**Provided data**
━━━━━━

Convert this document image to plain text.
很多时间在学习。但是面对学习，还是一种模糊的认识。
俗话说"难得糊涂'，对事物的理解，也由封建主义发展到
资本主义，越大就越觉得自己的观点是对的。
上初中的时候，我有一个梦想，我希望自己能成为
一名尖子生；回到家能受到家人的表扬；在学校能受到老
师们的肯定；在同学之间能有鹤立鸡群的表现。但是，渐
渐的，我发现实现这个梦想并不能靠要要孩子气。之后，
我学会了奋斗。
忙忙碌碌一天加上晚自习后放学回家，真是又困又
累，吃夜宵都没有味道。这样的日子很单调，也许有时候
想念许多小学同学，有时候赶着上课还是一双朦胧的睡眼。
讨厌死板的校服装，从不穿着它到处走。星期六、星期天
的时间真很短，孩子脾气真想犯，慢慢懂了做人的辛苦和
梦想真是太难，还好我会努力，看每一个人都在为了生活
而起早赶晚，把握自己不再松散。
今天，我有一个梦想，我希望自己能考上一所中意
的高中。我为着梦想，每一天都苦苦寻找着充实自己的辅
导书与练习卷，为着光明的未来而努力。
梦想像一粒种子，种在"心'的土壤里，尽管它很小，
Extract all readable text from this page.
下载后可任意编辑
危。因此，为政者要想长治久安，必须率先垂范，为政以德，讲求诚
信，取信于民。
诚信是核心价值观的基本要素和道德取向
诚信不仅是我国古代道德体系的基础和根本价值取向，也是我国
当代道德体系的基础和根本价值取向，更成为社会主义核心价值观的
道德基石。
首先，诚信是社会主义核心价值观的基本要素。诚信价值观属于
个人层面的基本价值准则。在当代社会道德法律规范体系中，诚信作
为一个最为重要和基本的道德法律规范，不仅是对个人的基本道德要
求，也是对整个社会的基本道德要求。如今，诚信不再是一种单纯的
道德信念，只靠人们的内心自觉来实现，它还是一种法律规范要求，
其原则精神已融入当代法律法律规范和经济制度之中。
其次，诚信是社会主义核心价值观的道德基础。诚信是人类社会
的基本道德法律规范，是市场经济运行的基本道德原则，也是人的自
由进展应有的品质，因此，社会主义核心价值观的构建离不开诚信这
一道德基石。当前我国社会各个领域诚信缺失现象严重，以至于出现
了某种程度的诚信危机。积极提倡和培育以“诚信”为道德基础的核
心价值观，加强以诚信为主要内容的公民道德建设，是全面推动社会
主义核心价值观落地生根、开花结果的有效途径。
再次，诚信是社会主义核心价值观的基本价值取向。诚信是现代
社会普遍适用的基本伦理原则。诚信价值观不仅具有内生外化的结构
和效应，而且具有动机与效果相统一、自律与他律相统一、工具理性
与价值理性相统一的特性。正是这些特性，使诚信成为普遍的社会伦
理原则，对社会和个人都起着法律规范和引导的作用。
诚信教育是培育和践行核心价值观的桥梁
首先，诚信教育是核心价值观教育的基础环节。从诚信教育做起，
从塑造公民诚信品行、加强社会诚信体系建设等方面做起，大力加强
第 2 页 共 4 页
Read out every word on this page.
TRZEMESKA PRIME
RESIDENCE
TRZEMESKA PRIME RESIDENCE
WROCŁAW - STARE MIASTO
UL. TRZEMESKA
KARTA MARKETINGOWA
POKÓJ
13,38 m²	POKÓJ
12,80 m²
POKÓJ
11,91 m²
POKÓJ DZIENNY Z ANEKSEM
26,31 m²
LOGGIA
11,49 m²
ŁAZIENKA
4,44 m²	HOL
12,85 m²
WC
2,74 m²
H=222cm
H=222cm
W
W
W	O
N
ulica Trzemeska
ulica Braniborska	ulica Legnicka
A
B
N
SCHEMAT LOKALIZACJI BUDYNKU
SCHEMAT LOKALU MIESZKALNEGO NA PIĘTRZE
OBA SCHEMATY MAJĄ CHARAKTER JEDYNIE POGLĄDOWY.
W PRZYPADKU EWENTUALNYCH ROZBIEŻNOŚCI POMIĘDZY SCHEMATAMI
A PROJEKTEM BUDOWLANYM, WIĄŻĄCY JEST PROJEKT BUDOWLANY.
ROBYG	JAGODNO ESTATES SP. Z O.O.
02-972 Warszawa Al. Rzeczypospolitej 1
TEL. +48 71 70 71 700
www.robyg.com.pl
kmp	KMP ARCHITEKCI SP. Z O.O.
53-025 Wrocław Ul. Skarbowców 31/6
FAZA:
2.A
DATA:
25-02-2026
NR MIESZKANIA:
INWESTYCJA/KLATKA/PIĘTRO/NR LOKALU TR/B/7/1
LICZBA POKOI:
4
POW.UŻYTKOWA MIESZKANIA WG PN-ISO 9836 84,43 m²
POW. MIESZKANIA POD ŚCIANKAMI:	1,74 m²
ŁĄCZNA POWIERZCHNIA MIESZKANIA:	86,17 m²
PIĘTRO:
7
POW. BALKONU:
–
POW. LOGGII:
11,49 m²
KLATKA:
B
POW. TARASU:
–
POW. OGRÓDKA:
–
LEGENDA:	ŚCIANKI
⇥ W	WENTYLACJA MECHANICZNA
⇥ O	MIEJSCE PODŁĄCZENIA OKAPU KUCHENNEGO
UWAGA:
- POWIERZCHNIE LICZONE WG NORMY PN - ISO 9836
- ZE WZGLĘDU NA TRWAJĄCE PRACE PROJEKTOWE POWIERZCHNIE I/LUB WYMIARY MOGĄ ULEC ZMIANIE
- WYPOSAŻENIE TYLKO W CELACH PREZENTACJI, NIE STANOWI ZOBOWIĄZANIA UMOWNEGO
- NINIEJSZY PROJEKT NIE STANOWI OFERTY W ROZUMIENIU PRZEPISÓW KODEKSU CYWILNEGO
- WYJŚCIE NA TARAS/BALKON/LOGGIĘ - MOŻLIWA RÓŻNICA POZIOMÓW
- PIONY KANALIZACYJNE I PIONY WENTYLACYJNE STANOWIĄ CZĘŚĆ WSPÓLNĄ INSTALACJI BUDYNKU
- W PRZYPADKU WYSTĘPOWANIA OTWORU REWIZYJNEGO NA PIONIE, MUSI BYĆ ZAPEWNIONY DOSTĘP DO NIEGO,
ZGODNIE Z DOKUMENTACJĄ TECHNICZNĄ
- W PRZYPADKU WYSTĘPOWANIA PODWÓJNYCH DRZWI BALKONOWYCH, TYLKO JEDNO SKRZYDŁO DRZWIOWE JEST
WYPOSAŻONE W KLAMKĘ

━━━━━━

**Requirement**
Among the records above, find each line holding the string "PRZYPADKU" and pull it out.

**Response to the task**
W PRZYPADKU EWENTUALNYCH ROZBIEŻNOŚCI POMIĘDZY SCHEMATAMI
- W PRZYPADKU WYSTĘPOWANIA OTWORU REWIZYJNEGO NA PIONIE, MUSI BYĆ ZAPEWNIONY DOSTĘP DO NIEGO,
- W PRZYPADKU WYSTĘPOWANIA PODWÓJNYCH DRZWI BALKONOWYCH, TYLKO JEDNO SKRZYDŁO DRZWIOWE JEST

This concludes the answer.